## BEGIN

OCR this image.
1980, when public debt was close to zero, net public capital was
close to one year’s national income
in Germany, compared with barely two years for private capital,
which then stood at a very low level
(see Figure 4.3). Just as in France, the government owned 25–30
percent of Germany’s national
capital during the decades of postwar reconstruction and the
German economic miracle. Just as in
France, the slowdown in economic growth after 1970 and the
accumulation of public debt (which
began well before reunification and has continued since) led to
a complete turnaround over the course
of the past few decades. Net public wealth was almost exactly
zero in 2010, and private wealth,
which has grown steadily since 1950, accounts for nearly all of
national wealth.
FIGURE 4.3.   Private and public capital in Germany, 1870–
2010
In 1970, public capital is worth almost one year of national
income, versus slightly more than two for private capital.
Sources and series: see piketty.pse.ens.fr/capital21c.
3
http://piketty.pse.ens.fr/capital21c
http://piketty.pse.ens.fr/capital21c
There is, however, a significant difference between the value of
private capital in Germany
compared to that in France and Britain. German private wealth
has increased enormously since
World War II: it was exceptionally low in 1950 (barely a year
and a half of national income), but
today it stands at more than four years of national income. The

## END

What the exercise asks ▸
Reproduce the complete data exactly as presented above.

Result of this task ▸
OCR this image.
1980, when public debt was close to zero, net public capital was
close to one year’s national income
in Germany, compared with barely two years for private capital,
which then stood at a very low level
(see Figure 4.3). Just as in France, the government owned 25–30
percent of Germany’s national
capital during the decades of postwar reconstruction and the
German economic miracle. Just as in
France, the slowdown in economic growth after 1970 and the
accumulation of public debt (which
began well before reunification and has continued since) led to
a complete turnaround over the course
of the past few decades. Net public wealth was almost exactly
zero in 2010, and private wealth,
which has grown steadily since 1950, accounts for nearly all of
national wealth.
FIGURE 4.3.   Private and public capital in Germany, 1870–
2010
In 1970, public capital is worth almost one year of national
income, versus slightly more than two for private capital.
Sources and series: see piketty.pse.ens.fr/capital21c.
3
http://piketty.pse.ens.fr/capital21c
http://piketty.pse.ens.fr/capital21c
There is, however, a significant difference between the value of
private capital in Germany
compared to that in France and Britain. German private wealth
has increased enormously since
World War II: it was exceptionally low in 1950 (barely a year
and a half of national income), but
today it stands at more than four years of national income. The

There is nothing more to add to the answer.